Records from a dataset

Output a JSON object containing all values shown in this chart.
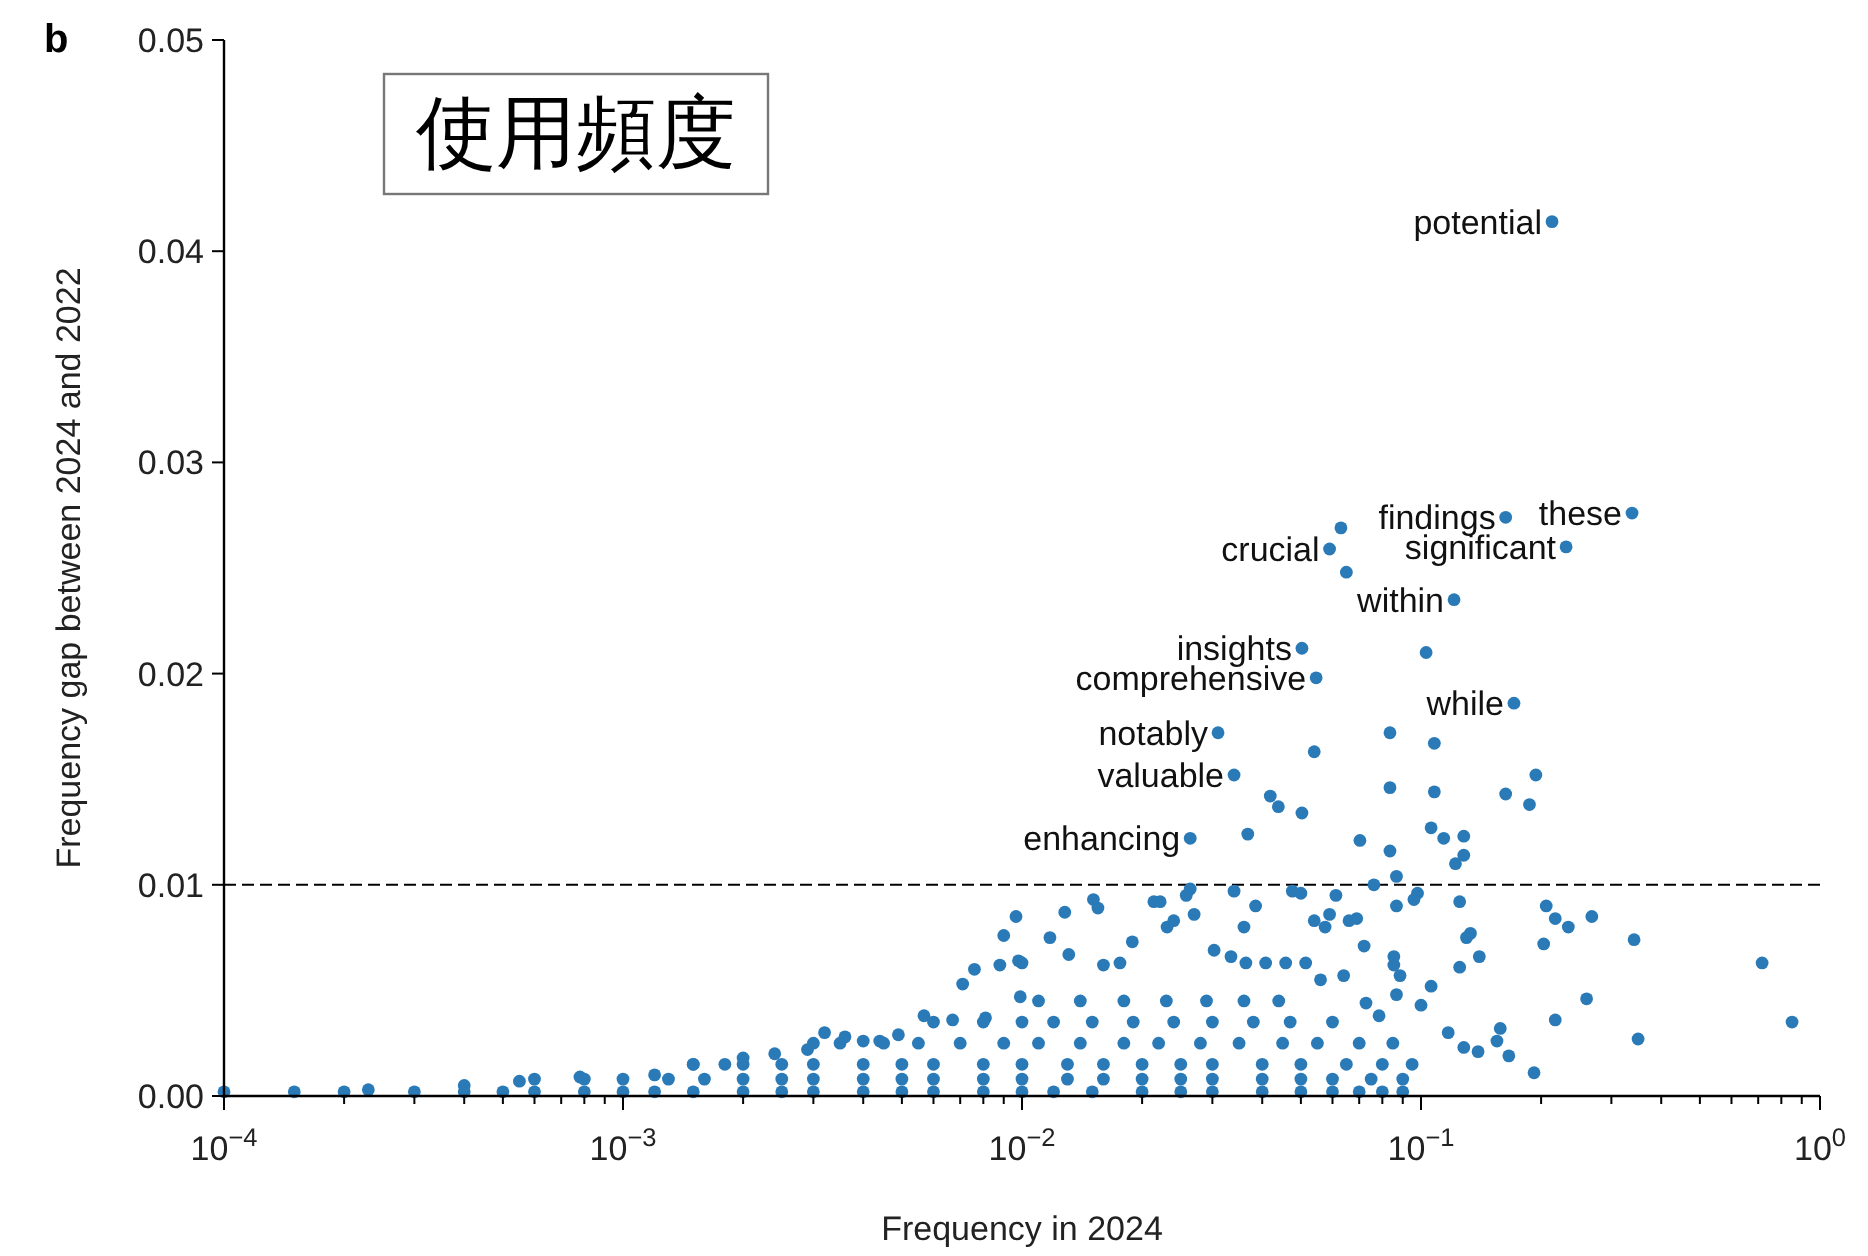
{
  "chart_data": {
    "type": "scatter",
    "title": "使用頻度",
    "xlabel": "Frequency in 2024",
    "ylabel": "Frequency gap between 2024 and 2022",
    "annotations": [
      "b",
      {
        "text": "potential",
        "x": 0.213,
        "y": 0.0414
      },
      {
        "text": "these",
        "x": 0.338,
        "y": 0.0276
      },
      {
        "text": "findings",
        "x": 0.163,
        "y": 0.0274
      },
      {
        "text": "significant",
        "x": 0.231,
        "y": 0.026
      },
      {
        "text": "crucial",
        "x": 0.059,
        "y": 0.0259
      },
      {
        "text": "within",
        "x": 0.121,
        "y": 0.0235
      },
      {
        "text": "insights",
        "x": 0.0503,
        "y": 0.0212
      },
      {
        "text": "comprehensive",
        "x": 0.0546,
        "y": 0.0198
      },
      {
        "text": "while",
        "x": 0.171,
        "y": 0.0186
      },
      {
        "text": "notably",
        "x": 0.031,
        "y": 0.0172
      },
      {
        "text": "valuable",
        "x": 0.034,
        "y": 0.0152
      },
      {
        "text": "enhancing",
        "x": 0.0264,
        "y": 0.0122
      }
    ],
    "log": "x",
    "xlim": [
      0.0001,
      1
    ],
    "ylim": [
      0,
      0.05
    ],
    "xticks": [
      {
        "value": 0.0001,
        "label": "10$^{−4}$"
      },
      {
        "value": 0.001,
        "label": "10$^{−3}$"
      },
      {
        "value": 0.01,
        "label": "10$^{−2}$"
      },
      {
        "value": 0.1,
        "label": "10$^{−1}$"
      },
      {
        "value": 1,
        "label": "10$^{0}$"
      }
    ],
    "yticks": [
      {
        "value": 0,
        "label": "0.00"
      },
      {
        "value": 0.01,
        "label": "0.01"
      },
      {
        "value": 0.02,
        "label": "0.02"
      },
      {
        "value": 0.03,
        "label": "0.03"
      },
      {
        "value": 0.04,
        "label": "0.04"
      },
      {
        "value": 0.05,
        "label": "0.05"
      }
    ],
    "ref_lines": [
      {
        "axis": "y",
        "value": 0.01,
        "color": "#000000",
        "line_style": "dashed"
      }
    ],
    "grid": false,
    "marker": "circle",
    "series": [
      {
        "color": "#2a7ab8",
        "x": [
          0.213,
          0.338,
          0.163,
          0.231,
          0.059,
          0.063,
          0.065,
          0.121,
          0.0503,
          0.103,
          0.0546,
          0.171,
          0.031,
          0.0836,
          0.054,
          0.108,
          0.034,
          0.0836,
          0.108,
          0.163,
          0.194,
          0.187,
          0.0419,
          0.0439,
          0.0503,
          0.0264,
          0.0368,
          0.106,
          0.114,
          0.128,
          0.0703,
          0.0836,
          0.122,
          0.128,
          0.206,
          0.217,
          0.234,
          0.268,
          0.203,
          0.342,
          0.716,
          0.26,
          0.217,
          0.851,
          0.35,
          0.158,
          0.155,
          0.128,
          0.139,
          0.166,
          0.192,
          0.117,
          0.106,
          0.14,
          0.125,
          0.133,
          0.13,
          0.125,
          0.096,
          0.098,
          0.0868,
          0.0868,
          0.0762,
          0.00966,
          0.009,
          0.01175,
          0.0128,
          0.0151,
          0.0155,
          0.0131,
          0.0189,
          0.0214,
          0.0222,
          0.0264,
          0.0258,
          0.027,
          0.0231,
          0.024,
          0.034,
          0.0385,
          0.036,
          0.0476,
          0.05,
          0.0612,
          0.054,
          0.0575,
          0.059,
          0.066,
          0.069,
          0.072,
          0.0855,
          0.0855,
          0.0886,
          0.0303,
          0.0334,
          0.0364,
          0.0408,
          0.0458,
          0.0514,
          0.0088,
          0.0076,
          0.01,
          0.0176,
          0.016,
          0.1,
          0.0868,
          0.0728,
          0.0785,
          0.064,
          0.056,
          0.0071,
          0.0098,
          0.0099,
          0.0081,
          0.00568,
          0.0067,
          0.0032,
          0.0036,
          0.004,
          0.0044,
          0.0049,
          0.0024,
          0.0029,
          0.0018,
          0.002,
          0.0015,
          0.0012,
          0.00078,
          0.00055,
          0.0004,
          0.00023,
          0.0001,
          0.00015,
          0.0002,
          0.0003,
          0.0004,
          0.0005,
          0.0006,
          0.0008,
          0.001,
          0.0012,
          0.0015,
          0.002,
          0.0025,
          0.003,
          0.004,
          0.005,
          0.006,
          0.008,
          0.01,
          0.012,
          0.015,
          0.02,
          0.025,
          0.03,
          0.04,
          0.05,
          0.06,
          0.07,
          0.08,
          0.09,
          0.0006,
          0.0008,
          0.001,
          0.0013,
          0.0016,
          0.002,
          0.0025,
          0.003,
          0.004,
          0.005,
          0.006,
          0.008,
          0.01,
          0.013,
          0.016,
          0.02,
          0.025,
          0.03,
          0.04,
          0.05,
          0.06,
          0.075,
          0.09,
          0.0015,
          0.002,
          0.0025,
          0.003,
          0.004,
          0.005,
          0.006,
          0.008,
          0.01,
          0.013,
          0.016,
          0.02,
          0.025,
          0.03,
          0.04,
          0.05,
          0.065,
          0.08,
          0.095,
          0.003,
          0.0035,
          0.0045,
          0.0055,
          0.007,
          0.009,
          0.011,
          0.014,
          0.018,
          0.022,
          0.028,
          0.035,
          0.045,
          0.055,
          0.07,
          0.085,
          0.006,
          0.008,
          0.01,
          0.012,
          0.015,
          0.019,
          0.024,
          0.03,
          0.038,
          0.047,
          0.06,
          0.011,
          0.014,
          0.018,
          0.023,
          0.029,
          0.036,
          0.044
        ],
        "values": [
          0.0414,
          0.0276,
          0.0274,
          0.026,
          0.0259,
          0.0269,
          0.0248,
          0.0235,
          0.0212,
          0.021,
          0.0198,
          0.0186,
          0.0172,
          0.0172,
          0.0163,
          0.0167,
          0.0152,
          0.0146,
          0.0144,
          0.0143,
          0.0152,
          0.0138,
          0.0142,
          0.0137,
          0.0134,
          0.0122,
          0.0124,
          0.0127,
          0.0122,
          0.0123,
          0.0121,
          0.0116,
          0.011,
          0.0114,
          0.009,
          0.0084,
          0.008,
          0.0085,
          0.0072,
          0.0074,
          0.0063,
          0.0046,
          0.0036,
          0.0035,
          0.0027,
          0.0032,
          0.0026,
          0.0023,
          0.0021,
          0.0019,
          0.0011,
          0.003,
          0.0052,
          0.0066,
          0.0061,
          0.0077,
          0.0075,
          0.0092,
          0.0093,
          0.0096,
          0.009,
          0.0104,
          0.01,
          0.0085,
          0.0076,
          0.0075,
          0.0087,
          0.0093,
          0.0089,
          0.0067,
          0.0073,
          0.0092,
          0.0092,
          0.0098,
          0.0095,
          0.0086,
          0.008,
          0.0083,
          0.0097,
          0.009,
          0.008,
          0.0097,
          0.0096,
          0.0095,
          0.0083,
          0.008,
          0.0086,
          0.0083,
          0.0084,
          0.0071,
          0.0066,
          0.0062,
          0.0057,
          0.0069,
          0.0066,
          0.0063,
          0.0063,
          0.0063,
          0.0063,
          0.0062,
          0.006,
          0.0063,
          0.0063,
          0.0062,
          0.0043,
          0.0048,
          0.0044,
          0.0038,
          0.0057,
          0.0055,
          0.0053,
          0.0064,
          0.0047,
          0.0037,
          0.0038,
          0.0036,
          0.003,
          0.0028,
          0.0026,
          0.0026,
          0.0029,
          0.002,
          0.0022,
          0.0015,
          0.0018,
          0.0015,
          0.001,
          0.0009,
          0.0007,
          0.0005,
          0.0003,
          0.0002,
          0.0002,
          0.0002,
          0.0002,
          0.0002,
          0.0002,
          0.0002,
          0.0002,
          0.0002,
          0.0002,
          0.0002,
          0.0002,
          0.0002,
          0.0002,
          0.0002,
          0.0002,
          0.0002,
          0.0002,
          0.0002,
          0.0002,
          0.0002,
          0.0002,
          0.0002,
          0.0002,
          0.0002,
          0.0002,
          0.0002,
          0.0002,
          0.0002,
          0.0002,
          0.0008,
          0.0008,
          0.0008,
          0.0008,
          0.0008,
          0.0008,
          0.0008,
          0.0008,
          0.0008,
          0.0008,
          0.0008,
          0.0008,
          0.0008,
          0.0008,
          0.0008,
          0.0008,
          0.0008,
          0.0008,
          0.0008,
          0.0008,
          0.0008,
          0.0008,
          0.0008,
          0.0015,
          0.0015,
          0.0015,
          0.0015,
          0.0015,
          0.0015,
          0.0015,
          0.0015,
          0.0015,
          0.0015,
          0.0015,
          0.0015,
          0.0015,
          0.0015,
          0.0015,
          0.0015,
          0.0015,
          0.0015,
          0.0015,
          0.0025,
          0.0025,
          0.0025,
          0.0025,
          0.0025,
          0.0025,
          0.0025,
          0.0025,
          0.0025,
          0.0025,
          0.0025,
          0.0025,
          0.0025,
          0.0025,
          0.0025,
          0.0025,
          0.0035,
          0.0035,
          0.0035,
          0.0035,
          0.0035,
          0.0035,
          0.0035,
          0.0035,
          0.0035,
          0.0035,
          0.0035,
          0.0045,
          0.0045,
          0.0045,
          0.0045,
          0.0045,
          0.0045,
          0.0045
        ]
      }
    ]
  }
}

_Aim of the exercise_
Copy in full each line that holds the word "values".

_Task result_
Output a JSON object containing all values shown in this chart.
        "values": [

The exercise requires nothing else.